::: Supplied data

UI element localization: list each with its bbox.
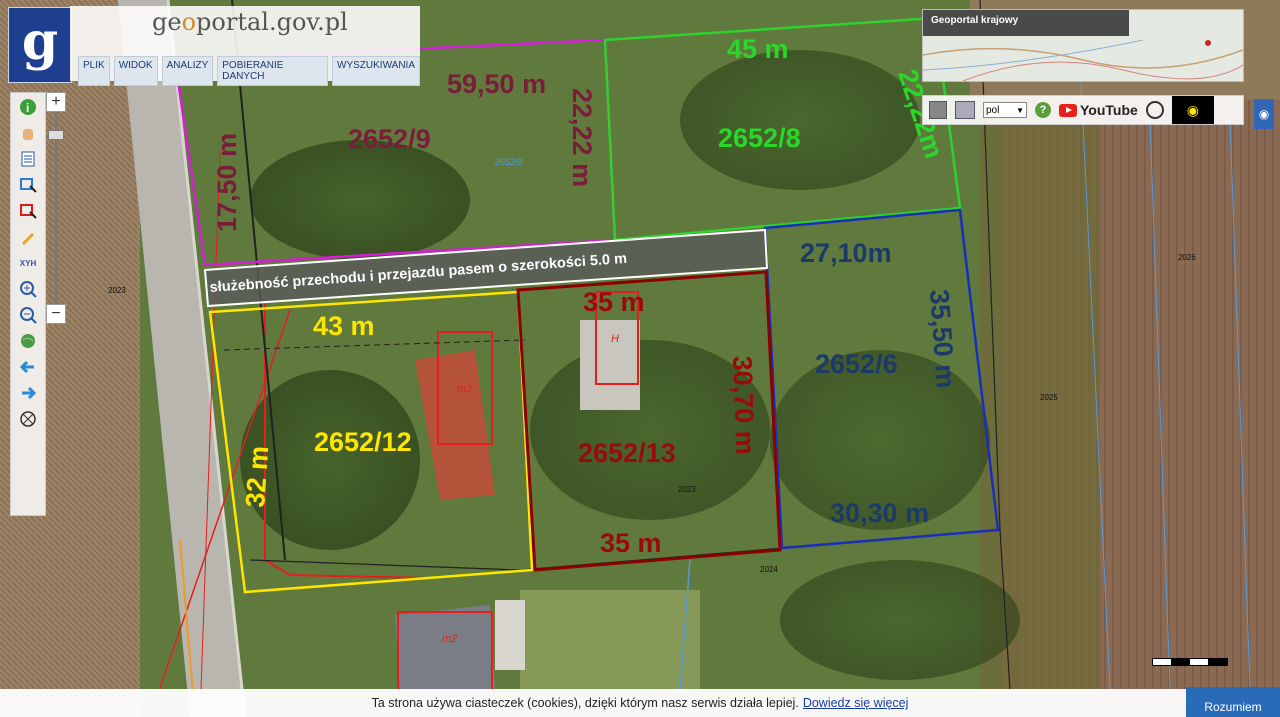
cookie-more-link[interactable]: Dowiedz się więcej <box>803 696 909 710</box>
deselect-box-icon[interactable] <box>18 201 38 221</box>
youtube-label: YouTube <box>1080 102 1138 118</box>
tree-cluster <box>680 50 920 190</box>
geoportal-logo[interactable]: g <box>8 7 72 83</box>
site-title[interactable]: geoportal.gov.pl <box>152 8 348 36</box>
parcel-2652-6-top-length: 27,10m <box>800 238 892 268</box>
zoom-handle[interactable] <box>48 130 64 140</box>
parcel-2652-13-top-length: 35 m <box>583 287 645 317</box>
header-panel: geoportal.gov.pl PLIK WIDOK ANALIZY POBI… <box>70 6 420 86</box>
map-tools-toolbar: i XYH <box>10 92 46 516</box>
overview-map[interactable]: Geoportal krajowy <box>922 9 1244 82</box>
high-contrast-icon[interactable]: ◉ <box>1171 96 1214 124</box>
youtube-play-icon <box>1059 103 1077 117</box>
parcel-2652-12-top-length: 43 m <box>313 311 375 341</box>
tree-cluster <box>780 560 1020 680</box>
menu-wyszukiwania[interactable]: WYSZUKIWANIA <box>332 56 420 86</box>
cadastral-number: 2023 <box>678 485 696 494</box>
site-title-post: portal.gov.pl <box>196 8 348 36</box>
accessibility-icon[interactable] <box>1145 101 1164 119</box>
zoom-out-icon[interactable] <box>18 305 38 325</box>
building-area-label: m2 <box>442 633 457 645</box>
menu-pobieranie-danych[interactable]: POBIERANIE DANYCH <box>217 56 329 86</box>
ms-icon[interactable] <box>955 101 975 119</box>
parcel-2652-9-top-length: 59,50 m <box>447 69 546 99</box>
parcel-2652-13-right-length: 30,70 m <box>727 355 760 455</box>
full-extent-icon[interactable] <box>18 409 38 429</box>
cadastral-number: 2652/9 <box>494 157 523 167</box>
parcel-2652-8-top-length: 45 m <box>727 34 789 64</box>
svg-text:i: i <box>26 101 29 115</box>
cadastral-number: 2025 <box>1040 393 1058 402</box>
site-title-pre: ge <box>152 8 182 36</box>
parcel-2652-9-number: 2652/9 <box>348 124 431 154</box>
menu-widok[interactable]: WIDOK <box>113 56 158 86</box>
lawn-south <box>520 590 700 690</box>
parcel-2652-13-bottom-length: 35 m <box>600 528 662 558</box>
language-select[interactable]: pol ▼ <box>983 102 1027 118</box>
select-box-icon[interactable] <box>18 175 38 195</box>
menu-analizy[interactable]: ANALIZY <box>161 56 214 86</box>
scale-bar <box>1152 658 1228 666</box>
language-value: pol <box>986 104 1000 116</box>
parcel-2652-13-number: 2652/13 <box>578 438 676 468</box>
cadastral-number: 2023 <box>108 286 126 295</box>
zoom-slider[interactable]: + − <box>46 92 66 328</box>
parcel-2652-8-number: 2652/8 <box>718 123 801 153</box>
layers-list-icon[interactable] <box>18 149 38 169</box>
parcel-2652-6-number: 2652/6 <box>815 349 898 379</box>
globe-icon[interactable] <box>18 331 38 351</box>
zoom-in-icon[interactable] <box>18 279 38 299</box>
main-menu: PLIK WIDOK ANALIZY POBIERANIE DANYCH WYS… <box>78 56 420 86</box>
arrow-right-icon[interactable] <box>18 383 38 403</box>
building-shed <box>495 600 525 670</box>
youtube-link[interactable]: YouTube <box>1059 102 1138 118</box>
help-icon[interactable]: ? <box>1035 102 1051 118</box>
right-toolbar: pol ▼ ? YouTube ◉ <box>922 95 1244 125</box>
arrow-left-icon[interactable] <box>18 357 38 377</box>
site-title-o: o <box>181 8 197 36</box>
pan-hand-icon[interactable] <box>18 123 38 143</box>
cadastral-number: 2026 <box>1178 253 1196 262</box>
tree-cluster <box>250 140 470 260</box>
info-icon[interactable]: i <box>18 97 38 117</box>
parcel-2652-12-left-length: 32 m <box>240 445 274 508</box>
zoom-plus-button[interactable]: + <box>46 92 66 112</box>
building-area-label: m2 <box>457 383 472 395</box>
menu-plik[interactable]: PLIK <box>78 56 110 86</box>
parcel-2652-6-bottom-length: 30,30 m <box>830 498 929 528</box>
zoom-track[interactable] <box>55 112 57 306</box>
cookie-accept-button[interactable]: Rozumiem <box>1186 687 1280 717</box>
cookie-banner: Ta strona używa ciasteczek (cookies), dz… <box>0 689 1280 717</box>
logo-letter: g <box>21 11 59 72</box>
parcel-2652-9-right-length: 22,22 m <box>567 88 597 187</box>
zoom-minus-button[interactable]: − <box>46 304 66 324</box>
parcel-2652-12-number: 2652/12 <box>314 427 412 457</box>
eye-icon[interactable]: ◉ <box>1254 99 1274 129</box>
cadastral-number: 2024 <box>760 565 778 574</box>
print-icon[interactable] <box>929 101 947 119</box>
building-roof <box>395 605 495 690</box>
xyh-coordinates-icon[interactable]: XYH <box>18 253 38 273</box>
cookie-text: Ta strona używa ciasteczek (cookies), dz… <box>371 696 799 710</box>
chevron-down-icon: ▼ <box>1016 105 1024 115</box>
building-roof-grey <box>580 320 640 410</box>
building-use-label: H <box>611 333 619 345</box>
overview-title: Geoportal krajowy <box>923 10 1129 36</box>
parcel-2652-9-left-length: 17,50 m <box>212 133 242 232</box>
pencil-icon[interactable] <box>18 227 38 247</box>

::::::
::: Supplied data

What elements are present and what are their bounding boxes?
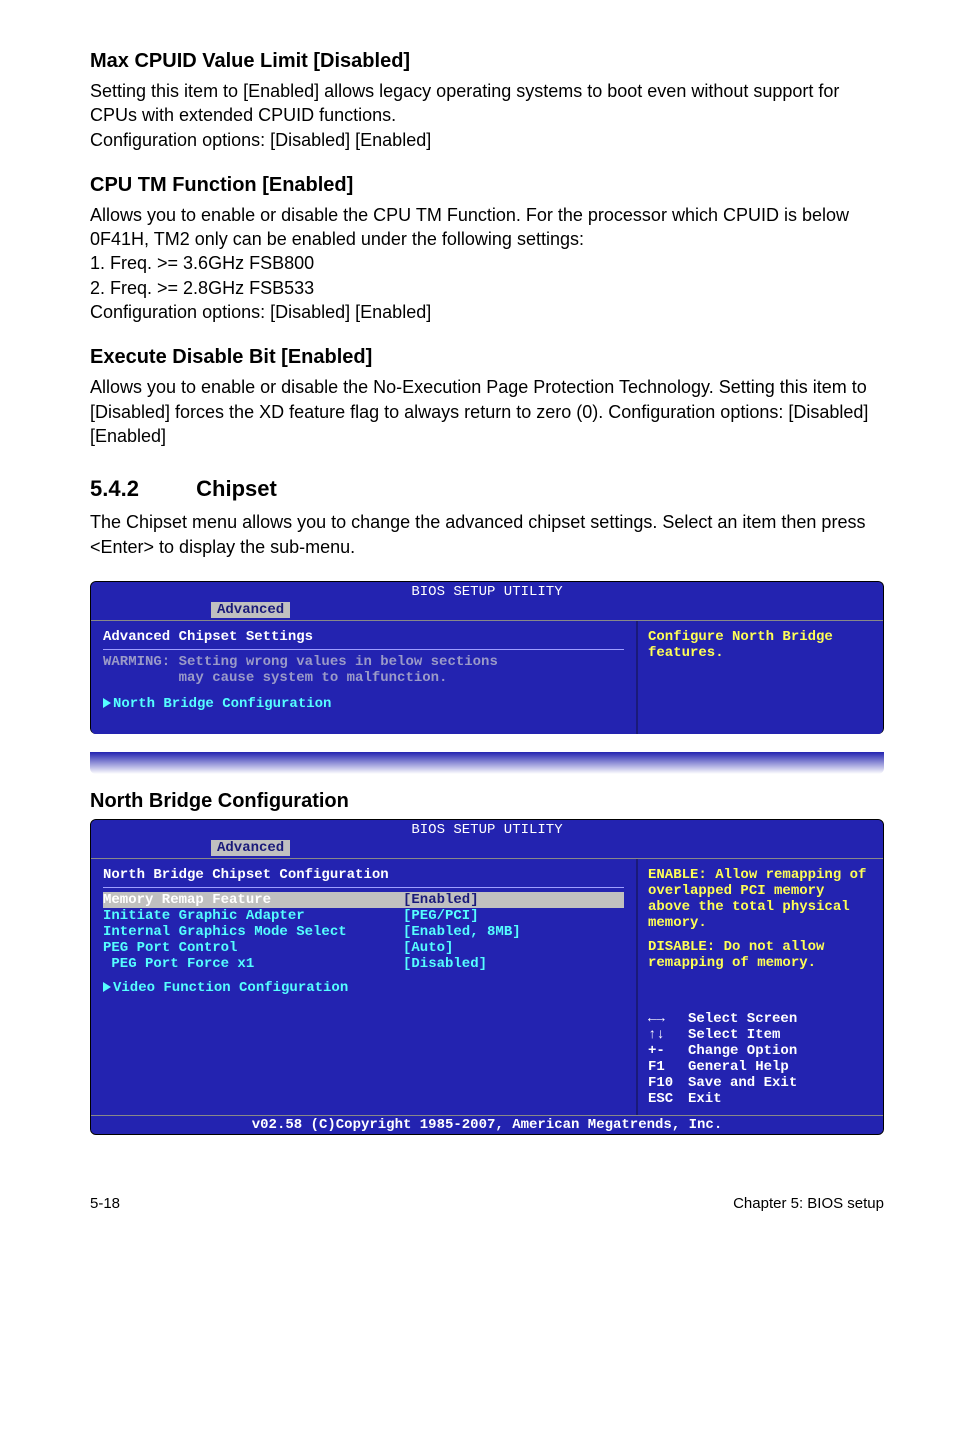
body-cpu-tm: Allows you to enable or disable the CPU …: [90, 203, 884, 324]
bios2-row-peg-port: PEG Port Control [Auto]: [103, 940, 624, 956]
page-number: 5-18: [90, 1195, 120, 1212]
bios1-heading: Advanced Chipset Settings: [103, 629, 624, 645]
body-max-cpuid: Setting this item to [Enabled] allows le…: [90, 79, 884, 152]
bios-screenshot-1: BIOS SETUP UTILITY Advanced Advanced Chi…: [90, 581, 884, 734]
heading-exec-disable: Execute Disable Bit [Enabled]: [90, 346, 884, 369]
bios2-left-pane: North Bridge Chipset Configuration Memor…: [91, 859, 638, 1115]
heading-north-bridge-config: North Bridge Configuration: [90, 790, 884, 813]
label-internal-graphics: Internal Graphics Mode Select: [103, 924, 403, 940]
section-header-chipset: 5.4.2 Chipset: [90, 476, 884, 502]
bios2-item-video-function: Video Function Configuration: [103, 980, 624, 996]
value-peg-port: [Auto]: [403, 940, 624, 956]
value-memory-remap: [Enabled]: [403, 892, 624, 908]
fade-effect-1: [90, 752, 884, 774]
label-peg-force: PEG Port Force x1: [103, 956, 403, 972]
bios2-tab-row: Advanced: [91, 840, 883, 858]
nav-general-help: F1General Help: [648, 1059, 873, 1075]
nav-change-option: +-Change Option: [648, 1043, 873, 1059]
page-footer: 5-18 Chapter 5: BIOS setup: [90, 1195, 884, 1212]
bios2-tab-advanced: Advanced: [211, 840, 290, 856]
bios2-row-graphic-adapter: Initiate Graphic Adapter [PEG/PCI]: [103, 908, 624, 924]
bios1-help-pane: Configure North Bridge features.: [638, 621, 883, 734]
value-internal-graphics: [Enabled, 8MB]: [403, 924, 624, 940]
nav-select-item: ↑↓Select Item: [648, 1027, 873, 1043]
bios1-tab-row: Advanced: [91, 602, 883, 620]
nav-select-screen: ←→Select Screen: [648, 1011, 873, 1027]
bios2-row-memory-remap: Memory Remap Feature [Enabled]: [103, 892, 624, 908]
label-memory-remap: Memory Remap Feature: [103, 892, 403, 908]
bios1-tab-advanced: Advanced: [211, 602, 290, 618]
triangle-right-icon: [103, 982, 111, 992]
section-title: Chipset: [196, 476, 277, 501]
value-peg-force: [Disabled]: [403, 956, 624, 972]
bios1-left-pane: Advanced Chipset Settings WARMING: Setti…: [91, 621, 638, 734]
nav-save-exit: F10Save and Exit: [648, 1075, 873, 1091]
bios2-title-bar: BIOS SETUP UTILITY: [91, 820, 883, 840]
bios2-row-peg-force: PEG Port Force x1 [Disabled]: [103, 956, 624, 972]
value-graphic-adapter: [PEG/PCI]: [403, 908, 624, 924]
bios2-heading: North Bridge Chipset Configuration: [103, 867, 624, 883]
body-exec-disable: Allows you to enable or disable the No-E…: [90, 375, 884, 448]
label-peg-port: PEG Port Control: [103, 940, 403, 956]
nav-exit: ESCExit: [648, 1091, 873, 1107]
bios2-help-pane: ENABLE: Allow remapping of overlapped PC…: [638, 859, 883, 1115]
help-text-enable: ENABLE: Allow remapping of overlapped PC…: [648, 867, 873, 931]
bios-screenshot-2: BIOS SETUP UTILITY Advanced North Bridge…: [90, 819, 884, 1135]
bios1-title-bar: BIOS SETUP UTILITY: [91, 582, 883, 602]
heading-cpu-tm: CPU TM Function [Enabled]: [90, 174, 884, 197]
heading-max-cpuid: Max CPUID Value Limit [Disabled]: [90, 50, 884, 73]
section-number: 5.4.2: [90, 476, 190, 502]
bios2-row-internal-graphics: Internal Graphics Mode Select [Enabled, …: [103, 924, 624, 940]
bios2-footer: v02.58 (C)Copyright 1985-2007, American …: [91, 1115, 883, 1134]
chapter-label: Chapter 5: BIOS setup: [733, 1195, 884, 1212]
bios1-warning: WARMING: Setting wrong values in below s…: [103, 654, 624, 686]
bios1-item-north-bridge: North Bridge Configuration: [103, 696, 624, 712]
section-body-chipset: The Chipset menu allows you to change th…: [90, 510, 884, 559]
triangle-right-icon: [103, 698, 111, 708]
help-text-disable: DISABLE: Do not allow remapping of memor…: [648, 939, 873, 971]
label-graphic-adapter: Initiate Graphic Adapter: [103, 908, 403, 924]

::::::

Exercise aim » Arrange the stretch of the records from the line containing "cookie-more-link[interactable]: Dowiedz się" through the line containing "parcel-2652-13-top-length: 35 m" as a Markdown table with the columns Row and Line. Number each line in Row, put its text in Line, and leave out any blank lines.

Answer to the exercise »
| Row | Line |
|---|---|
| 1 | cookie-more-link[interactable]: Dowiedz się więcej <box>803 696 909 710</box> |
| 2 | deselect-box-icon[interactable] <box>18 201 38 221</box> |
| 3 | youtube-label: YouTube <box>1080 102 1138 118</box> |
| 4 | tree-cluster <box>680 50 920 190</box> |
| 5 | geoportal-logo[interactable]: g <box>8 7 72 83</box> |
| 6 | site-title[interactable]: geoportal.gov.pl <box>152 8 348 36</box> |
| 7 | parcel-2652-6-top-length: 27,10m <box>800 238 892 268</box> |
| 8 | zoom-handle[interactable] <box>48 130 64 140</box> |
| 9 | parcel-2652-13-top-length: 35 m <box>583 287 645 317</box> |